> [Given exercise]:
Copy out the data below as written; omit any images.

> [Input rows]:
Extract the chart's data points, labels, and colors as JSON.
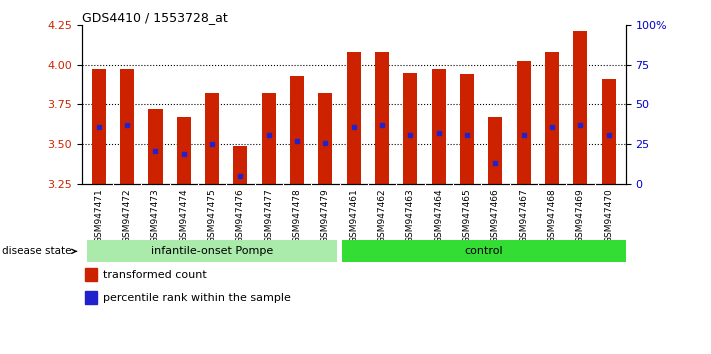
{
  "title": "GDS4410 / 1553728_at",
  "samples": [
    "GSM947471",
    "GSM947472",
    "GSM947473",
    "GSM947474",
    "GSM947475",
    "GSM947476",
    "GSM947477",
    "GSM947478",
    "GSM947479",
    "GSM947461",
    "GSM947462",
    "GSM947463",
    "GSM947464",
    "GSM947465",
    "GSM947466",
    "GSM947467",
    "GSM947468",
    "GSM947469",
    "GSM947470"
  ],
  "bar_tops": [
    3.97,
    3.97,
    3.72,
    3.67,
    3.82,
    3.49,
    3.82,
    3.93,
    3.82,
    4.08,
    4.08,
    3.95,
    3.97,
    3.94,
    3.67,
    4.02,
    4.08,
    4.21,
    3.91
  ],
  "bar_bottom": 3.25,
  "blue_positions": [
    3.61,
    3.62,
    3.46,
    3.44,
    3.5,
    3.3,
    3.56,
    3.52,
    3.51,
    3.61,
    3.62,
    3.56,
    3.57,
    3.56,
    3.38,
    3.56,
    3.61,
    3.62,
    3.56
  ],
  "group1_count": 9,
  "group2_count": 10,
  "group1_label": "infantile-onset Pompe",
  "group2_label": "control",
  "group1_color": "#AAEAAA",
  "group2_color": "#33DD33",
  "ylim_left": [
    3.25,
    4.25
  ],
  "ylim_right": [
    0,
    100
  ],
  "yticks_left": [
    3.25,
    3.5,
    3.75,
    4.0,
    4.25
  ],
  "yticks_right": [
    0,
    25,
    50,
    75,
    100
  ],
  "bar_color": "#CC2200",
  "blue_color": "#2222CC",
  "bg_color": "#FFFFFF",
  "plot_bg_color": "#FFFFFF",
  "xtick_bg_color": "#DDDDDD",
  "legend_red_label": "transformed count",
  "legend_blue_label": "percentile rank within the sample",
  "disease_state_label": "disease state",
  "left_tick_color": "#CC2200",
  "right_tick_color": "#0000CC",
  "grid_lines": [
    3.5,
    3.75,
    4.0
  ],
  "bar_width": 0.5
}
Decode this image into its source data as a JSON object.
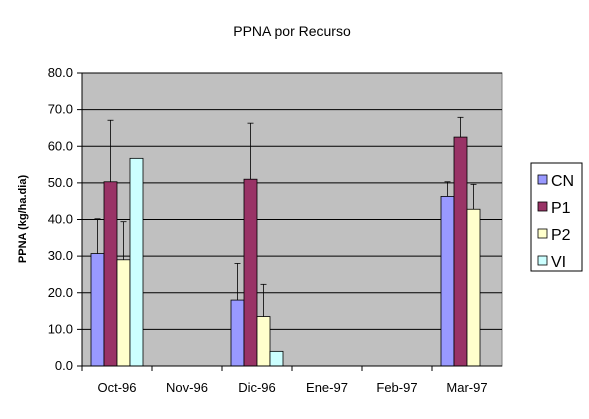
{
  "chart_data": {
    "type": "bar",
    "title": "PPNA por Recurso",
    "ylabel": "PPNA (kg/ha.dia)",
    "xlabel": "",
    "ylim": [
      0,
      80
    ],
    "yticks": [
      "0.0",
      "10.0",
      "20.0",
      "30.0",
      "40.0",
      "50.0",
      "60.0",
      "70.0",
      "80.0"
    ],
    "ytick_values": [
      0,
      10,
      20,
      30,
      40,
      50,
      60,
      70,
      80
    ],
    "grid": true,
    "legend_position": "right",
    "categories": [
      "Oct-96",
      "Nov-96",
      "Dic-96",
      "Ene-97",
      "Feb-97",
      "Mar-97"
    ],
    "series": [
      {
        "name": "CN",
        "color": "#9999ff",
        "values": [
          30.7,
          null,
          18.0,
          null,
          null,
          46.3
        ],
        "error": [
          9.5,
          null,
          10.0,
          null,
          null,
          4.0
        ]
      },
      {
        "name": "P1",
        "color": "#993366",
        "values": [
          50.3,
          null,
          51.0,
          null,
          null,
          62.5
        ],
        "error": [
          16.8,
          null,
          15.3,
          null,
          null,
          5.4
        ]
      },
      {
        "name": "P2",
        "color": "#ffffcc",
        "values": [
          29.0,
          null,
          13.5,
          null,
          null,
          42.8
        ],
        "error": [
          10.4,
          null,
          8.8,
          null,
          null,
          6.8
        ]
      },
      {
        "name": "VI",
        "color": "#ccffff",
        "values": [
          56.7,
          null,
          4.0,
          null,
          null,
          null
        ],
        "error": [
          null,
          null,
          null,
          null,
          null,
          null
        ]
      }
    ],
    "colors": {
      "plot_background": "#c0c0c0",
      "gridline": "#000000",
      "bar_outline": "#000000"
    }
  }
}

> [Finished task]:
Extract the chart's data points, labels, and colors as JSON.
{
  "title": "GDS4410 / 1553728_at",
  "samples": [
    "GSM947471",
    "GSM947472",
    "GSM947473",
    "GSM947474",
    "GSM947475",
    "GSM947476",
    "GSM947477",
    "GSM947478",
    "GSM947479",
    "GSM947461",
    "GSM947462",
    "GSM947463",
    "GSM947464",
    "GSM947465",
    "GSM947466",
    "GSM947467",
    "GSM947468",
    "GSM947469",
    "GSM947470"
  ],
  "bar_tops": [
    3.97,
    3.97,
    3.72,
    3.67,
    3.82,
    3.49,
    3.82,
    3.93,
    3.82,
    4.08,
    4.08,
    3.95,
    3.97,
    3.94,
    3.67,
    4.02,
    4.08,
    4.21,
    3.91
  ],
  "bar_bottom": 3.25,
  "blue_positions": [
    3.61,
    3.62,
    3.46,
    3.44,
    3.5,
    3.3,
    3.56,
    3.52,
    3.51,
    3.61,
    3.62,
    3.56,
    3.57,
    3.56,
    3.38,
    3.56,
    3.61,
    3.62,
    3.56
  ],
  "group1_count": 9,
  "group2_count": 10,
  "group1_label": "infantile-onset Pompe",
  "group2_label": "control",
  "group1_color": "#AAEAAA",
  "group2_color": "#33DD33",
  "ylim_left": [
    3.25,
    4.25
  ],
  "ylim_right": [
    0,
    100
  ],
  "yticks_left": [
    3.25,
    3.5,
    3.75,
    4.0,
    4.25
  ],
  "yticks_right": [
    0,
    25,
    50,
    75,
    100
  ],
  "bar_color": "#CC2200",
  "blue_color": "#2222CC",
  "bg_color": "#FFFFFF",
  "plot_bg_color": "#FFFFFF",
  "xtick_bg_color": "#DDDDDD",
  "legend_red_label": "transformed count",
  "legend_blue_label": "percentile rank within the sample",
  "disease_state_label": "disease state",
  "left_tick_color": "#CC2200",
  "right_tick_color": "#0000CC",
  "grid_lines": [
    3.5,
    3.75,
    4.0
  ],
  "bar_width": 0.5
}
Decode this image into its source data as a JSON object.
{
  "chart_data": {
    "type": "bar",
    "title": "PPNA por Recurso",
    "ylabel": "PPNA (kg/ha.dia)",
    "xlabel": "",
    "ylim": [
      0,
      80
    ],
    "yticks": [
      "0.0",
      "10.0",
      "20.0",
      "30.0",
      "40.0",
      "50.0",
      "60.0",
      "70.0",
      "80.0"
    ],
    "ytick_values": [
      0,
      10,
      20,
      30,
      40,
      50,
      60,
      70,
      80
    ],
    "grid": true,
    "legend_position": "right",
    "categories": [
      "Oct-96",
      "Nov-96",
      "Dic-96",
      "Ene-97",
      "Feb-97",
      "Mar-97"
    ],
    "series": [
      {
        "name": "CN",
        "color": "#9999ff",
        "values": [
          30.7,
          null,
          18.0,
          null,
          null,
          46.3
        ],
        "error": [
          9.5,
          null,
          10.0,
          null,
          null,
          4.0
        ]
      },
      {
        "name": "P1",
        "color": "#993366",
        "values": [
          50.3,
          null,
          51.0,
          null,
          null,
          62.5
        ],
        "error": [
          16.8,
          null,
          15.3,
          null,
          null,
          5.4
        ]
      },
      {
        "name": "P2",
        "color": "#ffffcc",
        "values": [
          29.0,
          null,
          13.5,
          null,
          null,
          42.8
        ],
        "error": [
          10.4,
          null,
          8.8,
          null,
          null,
          6.8
        ]
      },
      {
        "name": "VI",
        "color": "#ccffff",
        "values": [
          56.7,
          null,
          4.0,
          null,
          null,
          null
        ],
        "error": [
          null,
          null,
          null,
          null,
          null,
          null
        ]
      }
    ],
    "colors": {
      "plot_background": "#c0c0c0",
      "gridline": "#000000",
      "bar_outline": "#000000"
    }
  }
}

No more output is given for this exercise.